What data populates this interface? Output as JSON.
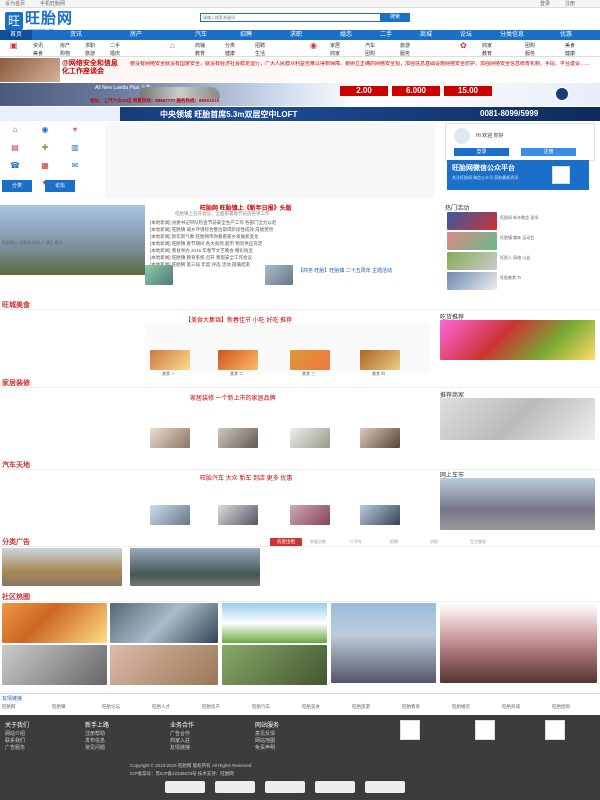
{
  "topbar": {
    "set_home": "设为首页",
    "mobile": "手机旺胎网",
    "login": "登录",
    "register": "注册"
  },
  "header": {
    "logo_text": "旺胎网",
    "logo_sub": "www.wtaiw.net",
    "search_placeholder": "请输入搜索关键词",
    "search_button": "搜索"
  },
  "nav": {
    "items": [
      "首页",
      "资讯",
      "房产",
      "汽车",
      "招聘",
      "求职",
      "婚恋",
      "二手",
      "商城",
      "论坛",
      "分类信息",
      "优惠"
    ]
  },
  "subnav": {
    "items": [
      "资讯",
      "房产",
      "求职",
      "二手",
      "商铺",
      "分类",
      "招聘",
      "家居",
      "汽车",
      "美食",
      "购物",
      "旅游",
      "婚庆",
      "教育",
      "健康",
      "生活",
      "商家",
      "团购",
      "服务"
    ]
  },
  "banners": {
    "b1_left": "@网络安全和信息化工作座谈会",
    "b1_right": "要没有网络安全就没有国家安全，就没有经济社会稳定运行，广大人民群众利益也难以得到保障。要树立正确的网络安全观，加强信息基础设施网络安全防护，加强网络安全信息统筹机制、手段、平台建设……",
    "b2_title": "All New Lavida Plus 上市",
    "b2_price1": "2.00",
    "b2_price2": "6.000",
    "b2_price3": "15.00",
    "b2_addr": "地址：上汽大众4S店  销售热线：88657777  服务热线：88691919",
    "b3_text": "中央领城  旺胎首席5.3m双层空中LOFT",
    "b3_phone": "0081-8099/5999"
  },
  "user_panel": {
    "greeting": "Hi 欢迎 你好",
    "login_btn": "登录",
    "register_btn": "注册"
  },
  "wechat": {
    "title": "旺胎网微信公众平台",
    "desc": "关注旺胎网 微信公众号 获取最新资讯"
  },
  "lead": {
    "title": "旺胎网 旺胎镇上《新年日报》头版",
    "subtitle": "旺胎镇上召开会议，全面部署春节前后各项工作",
    "items": [
      "[本地新闻] 县委书记带队检查节前安全生产工作 各部门全力以赴",
      "[本地新闻] 旺胎镇 城乡环境综合整治取得阶段性成效 成绩斐然",
      "[本地新闻] 新年新气象 旺胎网带你看看家乡发展新变化",
      "[本地新闻] 旺胎镇 春节期间 各大商场 超市 物资供应充足",
      "[本地新闻] 我县举办 2015 年春节文艺晚会 精彩纷呈",
      "[本地新闻] 旺胎镇 教育系统 召开 寒假安全工作会议",
      "[本地新闻] 旺胎网 第三届 年度 评选 活动 圆满结束"
    ],
    "bottom_left": "旺胎镇上 旺胎网 旺胎人 城区 周边",
    "bottom_right": "【商务 旺胎】旺胎镇 二十五周年 主题活动"
  },
  "hot": {
    "title": "热门活动",
    "items": [
      "旺胎网 新年晚会 现场",
      "旺胎镇 趣味 运动会",
      "旺胎人 网络 公益",
      "旺胎美食 节"
    ]
  },
  "sections": {
    "food": {
      "title": "旺城美食",
      "headline": "【美食大集锦】新春佳节 小吃 好吃 推荐",
      "right_title": "吃货推荐"
    },
    "home": {
      "title": "家居装修",
      "headline": "家居装修 一个新上市的家居品牌",
      "right_title": "推荐商家"
    },
    "car": {
      "title": "汽车天地",
      "headline": "旺胎汽车 大众 新车 到店 更多 优惠",
      "right_title": "网上车市"
    },
    "classified": {
      "title": "分类广告",
      "tabs": [
        "房屋出租",
        "房屋出售",
        "二手车",
        "招聘",
        "求职",
        "生活服务"
      ]
    },
    "photos": {
      "title": "社区热图"
    }
  },
  "food_items": [
    "美食 一",
    "美食 二",
    "美食 三",
    "美食 四"
  ],
  "links": {
    "title": "友情链接",
    "items": [
      "旺胎网",
      "旺胎镇",
      "旺胎论坛",
      "旺胎人才",
      "旺胎房产",
      "旺胎汽车",
      "旺胎美食",
      "旺胎旅游",
      "旺胎教育",
      "旺胎婚恋",
      "旺胎商城",
      "旺胎团购"
    ]
  },
  "footer": {
    "cols": [
      {
        "title": "关于我们",
        "items": [
          "网站介绍",
          "联系我们",
          "广告服务"
        ]
      },
      {
        "title": "新手上路",
        "items": [
          "注册帮助",
          "发布信息",
          "常见问题"
        ]
      },
      {
        "title": "业务合作",
        "items": [
          "广告合作",
          "商家入驻",
          "友情链接"
        ]
      },
      {
        "title": "网站服务",
        "items": [
          "意见反馈",
          "网站地图",
          "免责声明"
        ]
      }
    ],
    "copyright": "Copyright © 2013-2015 旺胎网 版权所有 All Rights Reserved",
    "icp": "ICP备案号：苏ICP备12345678号   技术支持：旺胎网"
  }
}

+---+

**Instructions for the task**
Show every line where the string "家居装修" appears.

**Reply to the exercise**
      "title": "家居装修",
      "headline": "家居装修 一个新上市的家居品牌",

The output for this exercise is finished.